■ Extracted information ■
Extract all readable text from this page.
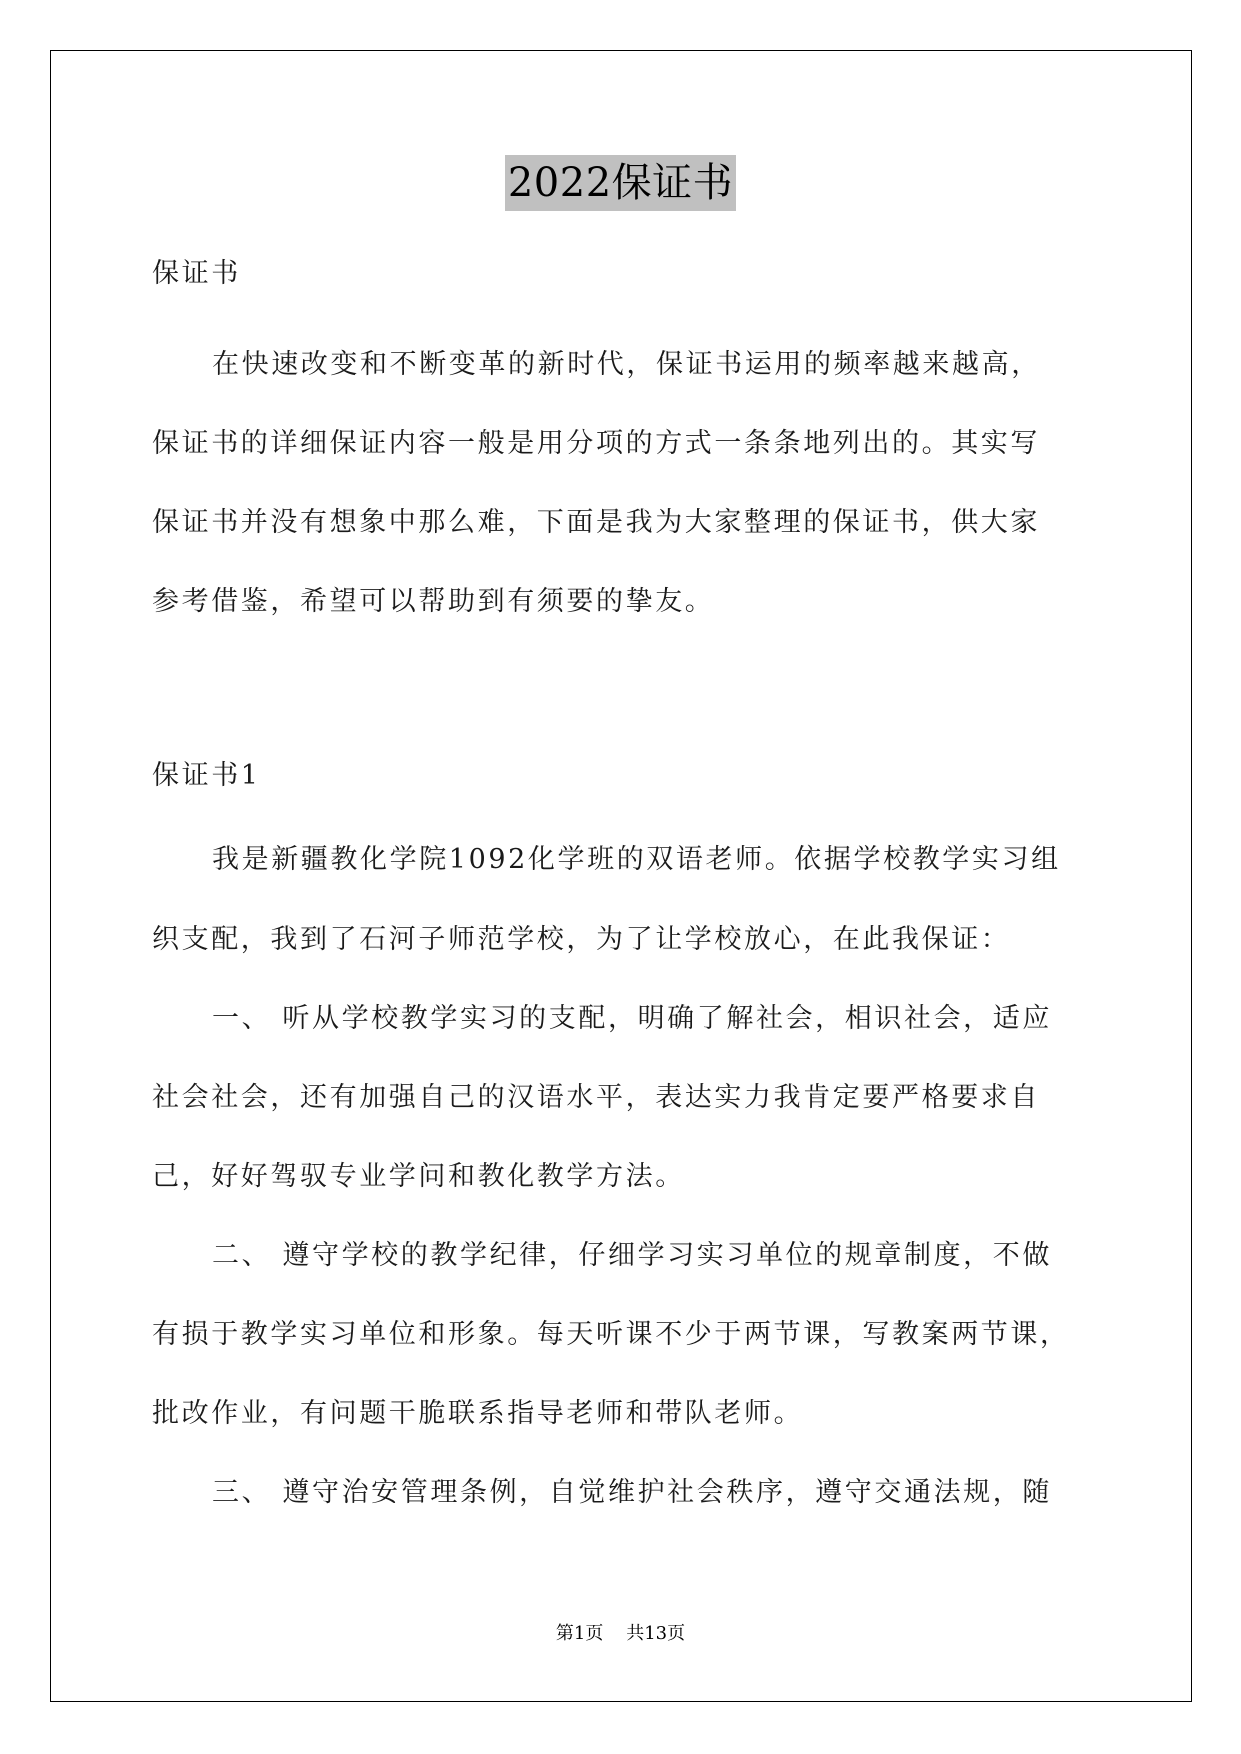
2022保证书
保证书
在快速改变和不断变革的新时代，保证书运用的频率越来越高，
保证书的详细保证内容一般是用分项的方式一条条地列出的。其实写
保证书并没有想象中那么难，下面是我为大家整理的保证书，供大家
参考借鉴，希望可以帮助到有须要的挚友。
保证书1
我是新疆教化学院1092化学班的双语老师。依据学校教学实习组
织支配，我到了石河子师范学校，为了让学校放心，在此我保证：
一、 听从学校教学实习的支配，明确了解社会，相识社会，适应
社会社会，还有加强自己的汉语水平，表达实力我肯定要严格要求自
己，好好驾驭专业学问和教化教学方法。
二、 遵守学校的教学纪律，仔细学习实习单位的规章制度，不做
有损于教学实习单位和形象。每天听课不少于两节课，写教案两节课，
批改作业，有问题干脆联系指导老师和带队老师。
三、 遵守治安管理条例，自觉维护社会秩序，遵守交通法规，随
第1页    共13页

■ What is needed ■
Leave out the pictures and transcribe everything else exactly.

■ Written solution ■
Extract all readable text from this page.
2022保证书
保证书
在快速改变和不断变革的新时代，保证书运用的频率越来越高，
保证书的详细保证内容一般是用分项的方式一条条地列出的。其实写
保证书并没有想象中那么难，下面是我为大家整理的保证书，供大家
参考借鉴，希望可以帮助到有须要的挚友。
保证书1
我是新疆教化学院1092化学班的双语老师。依据学校教学实习组
织支配，我到了石河子师范学校，为了让学校放心，在此我保证：
一、 听从学校教学实习的支配，明确了解社会，相识社会，适应
社会社会，还有加强自己的汉语水平，表达实力我肯定要严格要求自
己，好好驾驭专业学问和教化教学方法。
二、 遵守学校的教学纪律，仔细学习实习单位的规章制度，不做
有损于教学实习单位和形象。每天听课不少于两节课，写教案两节课，
批改作业，有问题干脆联系指导老师和带队老师。
三、 遵守治安管理条例，自觉维护社会秩序，遵守交通法规，随
第1页    共13页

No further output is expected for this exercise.